--- START OF DATASET EXTRACT ---

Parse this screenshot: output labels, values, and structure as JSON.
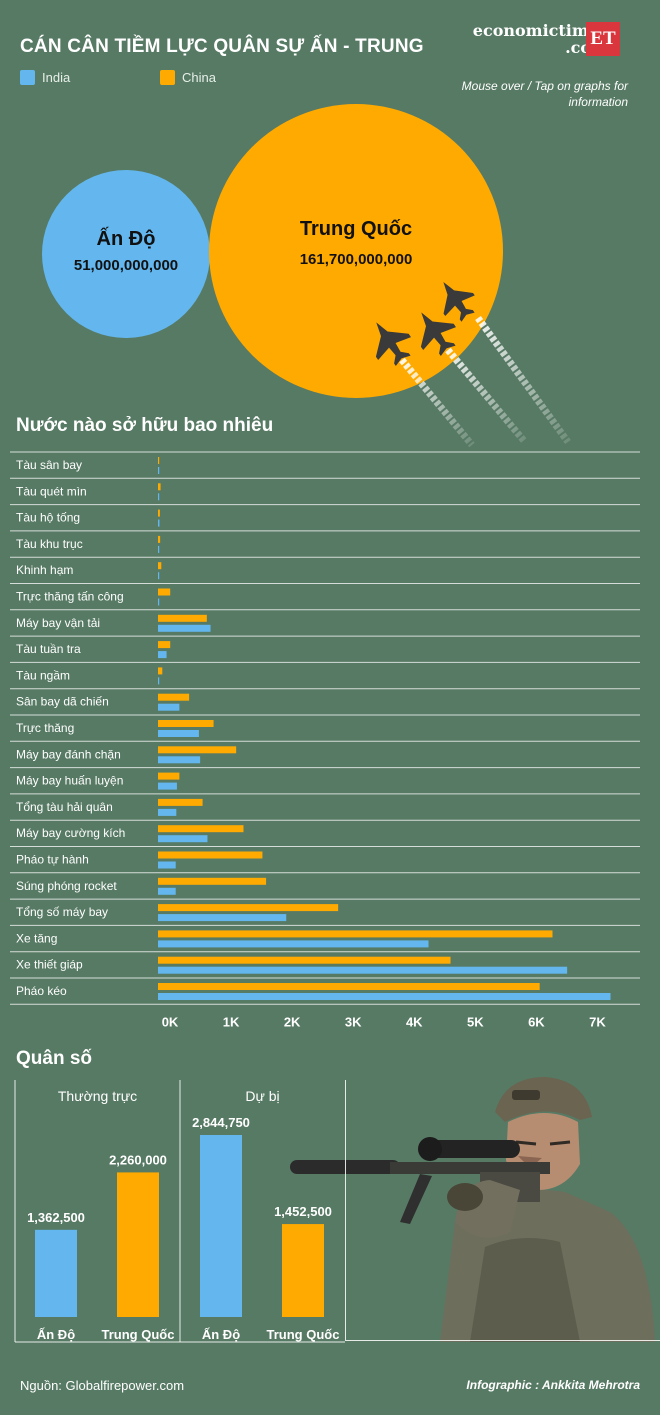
{
  "title": "CÁN CÂN TIỀM LỰC QUÂN SỰ ẤN - TRUNG",
  "legend": [
    {
      "label": "India",
      "color": "#63b7ee"
    },
    {
      "label": "China",
      "color": "#ffaa00"
    }
  ],
  "logo": {
    "text_line1": "economictimes",
    "text_line2": ".com",
    "badge": "ET"
  },
  "hint": "Mouse over / Tap on graphs for information",
  "budget": {
    "india": {
      "name": "Ấn Độ",
      "value": "51,000,000,000"
    },
    "china": {
      "name": "Trung Quốc",
      "value": "161,700,000,000"
    }
  },
  "colors": {
    "india": "#63b7ee",
    "china": "#ffaa00",
    "background": "#577a64"
  },
  "icons": {
    "jets": "fighter-jet-icon",
    "soldier": "soldier-sniper-image"
  },
  "chart_data": [
    {
      "type": "bar",
      "orientation": "horizontal",
      "title": "Nước nào sở hữu bao nhiêu",
      "categories": [
        "Tàu sân bay",
        "Tàu quét mìn",
        "Tàu hộ tống",
        "Tàu khu trục",
        "Khinh hạm",
        "Trực thăng tấn công",
        "Máy bay vận tải",
        "Tàu tuần tra",
        "Tàu ngầm",
        "Sân bay dã chiến",
        "Trực thăng",
        "Máy bay đánh chặn",
        "Máy bay huấn luyện",
        "Tổng tàu hải quân",
        "Máy bay cường kích",
        "Pháo tự hành",
        "Súng phóng rocket",
        "Tổng số máy bay",
        "Xe tăng",
        "Xe thiết giáp",
        "Pháo kéo"
      ],
      "series": [
        {
          "name": "China",
          "color": "#ffaa00",
          "values": [
            1,
            42,
            31,
            35,
            54,
            200,
            800,
            200,
            70,
            510,
            910,
            1280,
            350,
            730,
            1400,
            1710,
            1770,
            2950,
            6460,
            4790,
            6250
          ]
        },
        {
          "name": "India",
          "color": "#63b7ee",
          "values": [
            1,
            6,
            24,
            9,
            14,
            19,
            860,
            140,
            15,
            350,
            670,
            690,
            310,
            300,
            810,
            290,
            290,
            2100,
            4430,
            6700,
            7410
          ]
        }
      ],
      "xlim": [
        0,
        7500
      ],
      "xticks": [
        "0K",
        "1K",
        "2K",
        "3K",
        "4K",
        "5K",
        "6K",
        "7K"
      ],
      "grid": "horizontal separators",
      "legend": "top-left"
    },
    {
      "type": "bar",
      "title": "Quân số",
      "subtitle": "Thường trực",
      "categories": [
        "Ấn Độ",
        "Trung Quốc"
      ],
      "values": [
        1362500,
        2260000
      ],
      "labels": [
        "1,362,500",
        "2,260,000"
      ],
      "colors": [
        "#63b7ee",
        "#ffaa00"
      ]
    },
    {
      "type": "bar",
      "subtitle": "Dự bị",
      "categories": [
        "Ấn Độ",
        "Trung Quốc"
      ],
      "values": [
        2844750,
        1452500
      ],
      "labels": [
        "2,844,750",
        "1,452,500"
      ],
      "colors": [
        "#63b7ee",
        "#ffaa00"
      ]
    }
  ],
  "footer": {
    "source": "Nguồn: Globalfirepower.com",
    "credit": "Infographic : Ankkita Mehrotra"
  }
}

--- END OF DATASET EXTRACT ---

Transcribe every record above exactly, leaving out the pictures.

Parse this screenshot: output labels, values, and structure as JSON.
{
  "title": "CÁN CÂN TIỀM LỰC QUÂN SỰ ẤN - TRUNG",
  "legend": [
    {
      "label": "India",
      "color": "#63b7ee"
    },
    {
      "label": "China",
      "color": "#ffaa00"
    }
  ],
  "logo": {
    "text_line1": "economictimes",
    "text_line2": ".com",
    "badge": "ET"
  },
  "hint": "Mouse over / Tap on graphs for information",
  "budget": {
    "india": {
      "name": "Ấn Độ",
      "value": "51,000,000,000"
    },
    "china": {
      "name": "Trung Quốc",
      "value": "161,700,000,000"
    }
  },
  "colors": {
    "india": "#63b7ee",
    "china": "#ffaa00",
    "background": "#577a64"
  },
  "icons": {
    "jets": "fighter-jet-icon",
    "soldier": "soldier-sniper-image"
  },
  "chart_data": [
    {
      "type": "bar",
      "orientation": "horizontal",
      "title": "Nước nào sở hữu bao nhiêu",
      "categories": [
        "Tàu sân bay",
        "Tàu quét mìn",
        "Tàu hộ tống",
        "Tàu khu trục",
        "Khinh hạm",
        "Trực thăng tấn công",
        "Máy bay vận tải",
        "Tàu tuần tra",
        "Tàu ngầm",
        "Sân bay dã chiến",
        "Trực thăng",
        "Máy bay đánh chặn",
        "Máy bay huấn luyện",
        "Tổng tàu hải quân",
        "Máy bay cường kích",
        "Pháo tự hành",
        "Súng phóng rocket",
        "Tổng số máy bay",
        "Xe tăng",
        "Xe thiết giáp",
        "Pháo kéo"
      ],
      "series": [
        {
          "name": "China",
          "color": "#ffaa00",
          "values": [
            1,
            42,
            31,
            35,
            54,
            200,
            800,
            200,
            70,
            510,
            910,
            1280,
            350,
            730,
            1400,
            1710,
            1770,
            2950,
            6460,
            4790,
            6250
          ]
        },
        {
          "name": "India",
          "color": "#63b7ee",
          "values": [
            1,
            6,
            24,
            9,
            14,
            19,
            860,
            140,
            15,
            350,
            670,
            690,
            310,
            300,
            810,
            290,
            290,
            2100,
            4430,
            6700,
            7410
          ]
        }
      ],
      "xlim": [
        0,
        7500
      ],
      "xticks": [
        "0K",
        "1K",
        "2K",
        "3K",
        "4K",
        "5K",
        "6K",
        "7K"
      ],
      "grid": "horizontal separators",
      "legend": "top-left"
    },
    {
      "type": "bar",
      "title": "Quân số",
      "subtitle": "Thường trực",
      "categories": [
        "Ấn Độ",
        "Trung Quốc"
      ],
      "values": [
        1362500,
        2260000
      ],
      "labels": [
        "1,362,500",
        "2,260,000"
      ],
      "colors": [
        "#63b7ee",
        "#ffaa00"
      ]
    },
    {
      "type": "bar",
      "subtitle": "Dự bị",
      "categories": [
        "Ấn Độ",
        "Trung Quốc"
      ],
      "values": [
        2844750,
        1452500
      ],
      "labels": [
        "2,844,750",
        "1,452,500"
      ],
      "colors": [
        "#63b7ee",
        "#ffaa00"
      ]
    }
  ],
  "footer": {
    "source": "Nguồn: Globalfirepower.com",
    "credit": "Infographic : Ankkita Mehrotra"
  }
}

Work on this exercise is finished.